**Short task**
Which lines have the string "victimes"? Copy all of them from the entries below.
────
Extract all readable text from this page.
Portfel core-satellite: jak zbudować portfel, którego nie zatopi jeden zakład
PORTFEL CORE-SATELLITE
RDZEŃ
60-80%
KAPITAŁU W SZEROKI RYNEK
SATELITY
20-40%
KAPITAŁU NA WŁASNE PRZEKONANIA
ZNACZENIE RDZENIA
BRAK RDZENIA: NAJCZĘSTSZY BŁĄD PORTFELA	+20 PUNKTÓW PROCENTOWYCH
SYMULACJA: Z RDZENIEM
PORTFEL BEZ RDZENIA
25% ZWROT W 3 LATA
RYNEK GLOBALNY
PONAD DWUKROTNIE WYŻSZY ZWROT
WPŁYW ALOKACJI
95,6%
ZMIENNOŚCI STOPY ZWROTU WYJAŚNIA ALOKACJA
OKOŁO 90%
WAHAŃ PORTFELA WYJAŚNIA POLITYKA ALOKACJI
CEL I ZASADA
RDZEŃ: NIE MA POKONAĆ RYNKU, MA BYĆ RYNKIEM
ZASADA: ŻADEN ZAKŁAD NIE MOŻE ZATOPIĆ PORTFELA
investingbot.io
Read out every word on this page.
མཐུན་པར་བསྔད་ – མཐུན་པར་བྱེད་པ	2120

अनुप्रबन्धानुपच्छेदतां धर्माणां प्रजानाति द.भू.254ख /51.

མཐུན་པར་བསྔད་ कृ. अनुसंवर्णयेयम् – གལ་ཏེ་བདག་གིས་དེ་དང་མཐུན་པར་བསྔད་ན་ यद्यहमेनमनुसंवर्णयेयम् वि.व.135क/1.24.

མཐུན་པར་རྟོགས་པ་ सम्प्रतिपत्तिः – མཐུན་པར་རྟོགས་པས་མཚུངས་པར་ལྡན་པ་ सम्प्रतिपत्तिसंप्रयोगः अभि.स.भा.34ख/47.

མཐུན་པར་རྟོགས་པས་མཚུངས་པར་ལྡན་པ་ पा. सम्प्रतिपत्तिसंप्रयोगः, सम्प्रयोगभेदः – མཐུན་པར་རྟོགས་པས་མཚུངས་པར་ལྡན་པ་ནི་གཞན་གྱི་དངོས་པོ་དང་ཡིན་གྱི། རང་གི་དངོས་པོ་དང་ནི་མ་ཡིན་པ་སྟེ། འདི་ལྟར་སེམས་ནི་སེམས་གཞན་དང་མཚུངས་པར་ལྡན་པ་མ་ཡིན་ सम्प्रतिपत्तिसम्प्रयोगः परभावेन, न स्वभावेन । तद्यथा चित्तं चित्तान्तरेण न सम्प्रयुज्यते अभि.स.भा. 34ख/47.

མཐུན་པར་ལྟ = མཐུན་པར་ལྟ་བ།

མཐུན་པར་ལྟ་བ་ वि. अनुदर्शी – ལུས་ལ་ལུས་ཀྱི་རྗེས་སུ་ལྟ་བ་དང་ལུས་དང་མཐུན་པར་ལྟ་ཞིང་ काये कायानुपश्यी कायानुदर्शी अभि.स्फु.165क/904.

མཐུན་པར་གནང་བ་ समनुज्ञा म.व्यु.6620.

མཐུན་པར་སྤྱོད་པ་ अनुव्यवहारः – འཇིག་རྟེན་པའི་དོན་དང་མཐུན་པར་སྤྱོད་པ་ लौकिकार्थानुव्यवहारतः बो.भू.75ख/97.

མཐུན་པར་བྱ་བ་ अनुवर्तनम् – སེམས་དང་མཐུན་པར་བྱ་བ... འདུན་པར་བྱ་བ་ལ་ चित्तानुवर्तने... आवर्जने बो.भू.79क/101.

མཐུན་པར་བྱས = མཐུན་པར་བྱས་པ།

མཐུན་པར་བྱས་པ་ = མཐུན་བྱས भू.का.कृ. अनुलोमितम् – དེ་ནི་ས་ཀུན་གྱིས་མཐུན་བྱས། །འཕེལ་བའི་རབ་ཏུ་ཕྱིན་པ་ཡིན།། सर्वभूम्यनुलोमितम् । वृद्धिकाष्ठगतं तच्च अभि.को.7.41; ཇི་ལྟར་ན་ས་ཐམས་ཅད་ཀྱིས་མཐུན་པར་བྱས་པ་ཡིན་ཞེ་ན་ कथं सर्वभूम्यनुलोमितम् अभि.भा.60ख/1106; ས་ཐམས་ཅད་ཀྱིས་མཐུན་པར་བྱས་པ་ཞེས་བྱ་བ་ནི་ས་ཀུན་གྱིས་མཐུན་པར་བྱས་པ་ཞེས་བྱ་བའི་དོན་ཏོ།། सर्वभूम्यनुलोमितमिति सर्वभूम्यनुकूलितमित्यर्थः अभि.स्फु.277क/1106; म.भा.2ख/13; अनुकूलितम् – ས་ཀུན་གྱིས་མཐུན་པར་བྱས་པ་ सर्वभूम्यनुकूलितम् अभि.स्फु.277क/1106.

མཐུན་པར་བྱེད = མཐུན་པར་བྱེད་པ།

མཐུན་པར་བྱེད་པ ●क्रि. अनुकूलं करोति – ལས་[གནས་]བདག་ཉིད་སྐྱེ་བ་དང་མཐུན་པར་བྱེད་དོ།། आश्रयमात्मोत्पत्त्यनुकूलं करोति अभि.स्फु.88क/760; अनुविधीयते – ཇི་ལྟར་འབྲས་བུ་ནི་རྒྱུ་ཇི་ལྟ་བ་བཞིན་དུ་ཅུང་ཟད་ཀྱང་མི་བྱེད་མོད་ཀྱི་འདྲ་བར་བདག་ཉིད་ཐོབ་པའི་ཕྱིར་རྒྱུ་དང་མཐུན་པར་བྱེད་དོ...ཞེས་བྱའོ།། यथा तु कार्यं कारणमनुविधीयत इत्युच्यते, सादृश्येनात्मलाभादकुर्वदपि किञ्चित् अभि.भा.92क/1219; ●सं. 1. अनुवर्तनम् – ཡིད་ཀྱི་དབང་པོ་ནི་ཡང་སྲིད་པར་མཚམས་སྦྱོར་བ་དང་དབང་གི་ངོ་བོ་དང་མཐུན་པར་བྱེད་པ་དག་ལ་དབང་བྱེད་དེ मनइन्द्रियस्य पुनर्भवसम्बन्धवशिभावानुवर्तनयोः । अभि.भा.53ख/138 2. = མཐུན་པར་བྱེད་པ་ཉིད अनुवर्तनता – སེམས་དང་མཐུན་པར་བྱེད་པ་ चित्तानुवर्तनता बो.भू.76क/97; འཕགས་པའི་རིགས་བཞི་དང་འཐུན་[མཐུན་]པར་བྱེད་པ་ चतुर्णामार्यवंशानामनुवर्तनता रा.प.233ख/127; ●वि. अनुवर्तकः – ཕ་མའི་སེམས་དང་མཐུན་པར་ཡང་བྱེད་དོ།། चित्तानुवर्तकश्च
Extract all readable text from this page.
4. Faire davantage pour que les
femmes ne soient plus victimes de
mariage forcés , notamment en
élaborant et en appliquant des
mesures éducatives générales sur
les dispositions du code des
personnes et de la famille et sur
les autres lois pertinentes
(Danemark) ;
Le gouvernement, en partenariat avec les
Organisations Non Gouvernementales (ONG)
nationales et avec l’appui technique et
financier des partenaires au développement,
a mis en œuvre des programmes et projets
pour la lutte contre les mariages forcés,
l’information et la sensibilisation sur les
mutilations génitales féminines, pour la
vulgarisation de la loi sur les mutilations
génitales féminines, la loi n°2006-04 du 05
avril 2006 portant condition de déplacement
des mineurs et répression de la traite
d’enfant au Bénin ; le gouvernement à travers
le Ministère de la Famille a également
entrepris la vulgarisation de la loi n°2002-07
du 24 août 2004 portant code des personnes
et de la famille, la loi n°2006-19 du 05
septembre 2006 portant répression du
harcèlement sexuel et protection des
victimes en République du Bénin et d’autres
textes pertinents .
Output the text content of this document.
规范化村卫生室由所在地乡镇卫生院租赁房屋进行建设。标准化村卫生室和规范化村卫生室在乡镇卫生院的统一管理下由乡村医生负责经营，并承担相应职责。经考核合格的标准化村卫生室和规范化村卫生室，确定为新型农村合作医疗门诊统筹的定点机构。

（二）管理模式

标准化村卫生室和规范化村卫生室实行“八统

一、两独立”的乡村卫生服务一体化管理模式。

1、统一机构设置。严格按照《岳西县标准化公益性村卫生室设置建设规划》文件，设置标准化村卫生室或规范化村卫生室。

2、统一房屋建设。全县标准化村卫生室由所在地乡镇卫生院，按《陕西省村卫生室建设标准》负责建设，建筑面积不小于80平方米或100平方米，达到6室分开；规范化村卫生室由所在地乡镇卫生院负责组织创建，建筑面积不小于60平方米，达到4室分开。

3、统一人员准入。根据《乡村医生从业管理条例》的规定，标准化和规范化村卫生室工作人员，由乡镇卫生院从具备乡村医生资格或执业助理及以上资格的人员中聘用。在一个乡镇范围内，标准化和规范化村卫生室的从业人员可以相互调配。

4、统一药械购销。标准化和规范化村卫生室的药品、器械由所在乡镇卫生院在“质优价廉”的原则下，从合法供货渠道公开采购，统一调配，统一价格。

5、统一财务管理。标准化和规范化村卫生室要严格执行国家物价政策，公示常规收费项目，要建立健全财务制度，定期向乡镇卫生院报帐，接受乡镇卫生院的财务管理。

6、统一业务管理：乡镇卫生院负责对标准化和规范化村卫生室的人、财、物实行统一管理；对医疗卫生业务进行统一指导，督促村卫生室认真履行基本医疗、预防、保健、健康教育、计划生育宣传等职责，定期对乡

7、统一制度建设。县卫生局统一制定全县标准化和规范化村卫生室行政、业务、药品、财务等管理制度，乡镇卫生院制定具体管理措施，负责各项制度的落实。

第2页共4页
────
**Finished answer**
femmes ne soient plus victimes de
victimes en République du Bénin et d’autres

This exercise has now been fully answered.